GIVEN EXERCISE: Count every line where "size" occurs. Give the total alone.

(Data entries)
========

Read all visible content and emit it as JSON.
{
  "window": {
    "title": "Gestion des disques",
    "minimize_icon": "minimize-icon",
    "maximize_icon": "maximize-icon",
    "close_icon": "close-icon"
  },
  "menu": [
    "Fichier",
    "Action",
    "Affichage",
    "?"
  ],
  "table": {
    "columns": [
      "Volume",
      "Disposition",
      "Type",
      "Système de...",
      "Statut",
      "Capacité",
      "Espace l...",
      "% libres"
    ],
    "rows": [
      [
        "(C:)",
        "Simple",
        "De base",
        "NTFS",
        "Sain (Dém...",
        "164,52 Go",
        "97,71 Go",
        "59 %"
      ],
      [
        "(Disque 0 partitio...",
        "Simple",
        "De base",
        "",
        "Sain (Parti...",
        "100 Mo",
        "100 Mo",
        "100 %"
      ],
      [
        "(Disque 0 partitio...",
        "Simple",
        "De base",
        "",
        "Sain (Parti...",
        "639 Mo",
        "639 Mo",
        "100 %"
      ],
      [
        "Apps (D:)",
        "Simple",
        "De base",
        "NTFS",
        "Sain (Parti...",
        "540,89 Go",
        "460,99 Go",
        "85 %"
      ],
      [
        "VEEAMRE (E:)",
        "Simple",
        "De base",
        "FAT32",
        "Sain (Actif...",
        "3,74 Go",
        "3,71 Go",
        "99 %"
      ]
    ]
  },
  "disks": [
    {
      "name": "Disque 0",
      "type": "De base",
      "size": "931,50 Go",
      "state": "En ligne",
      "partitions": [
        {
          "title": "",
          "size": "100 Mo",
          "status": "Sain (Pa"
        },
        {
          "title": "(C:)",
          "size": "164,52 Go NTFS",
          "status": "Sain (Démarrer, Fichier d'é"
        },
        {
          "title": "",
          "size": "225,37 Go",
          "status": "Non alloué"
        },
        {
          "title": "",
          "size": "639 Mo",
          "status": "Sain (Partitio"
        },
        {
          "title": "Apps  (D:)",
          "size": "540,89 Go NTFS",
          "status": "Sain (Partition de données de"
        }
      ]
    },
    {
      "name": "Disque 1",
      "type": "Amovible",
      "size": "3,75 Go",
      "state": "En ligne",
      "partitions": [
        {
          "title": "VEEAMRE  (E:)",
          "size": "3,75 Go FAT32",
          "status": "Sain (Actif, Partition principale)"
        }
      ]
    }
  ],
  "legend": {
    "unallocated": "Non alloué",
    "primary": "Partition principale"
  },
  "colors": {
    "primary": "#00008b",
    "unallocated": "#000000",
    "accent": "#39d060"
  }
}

========

SOLUTION: 8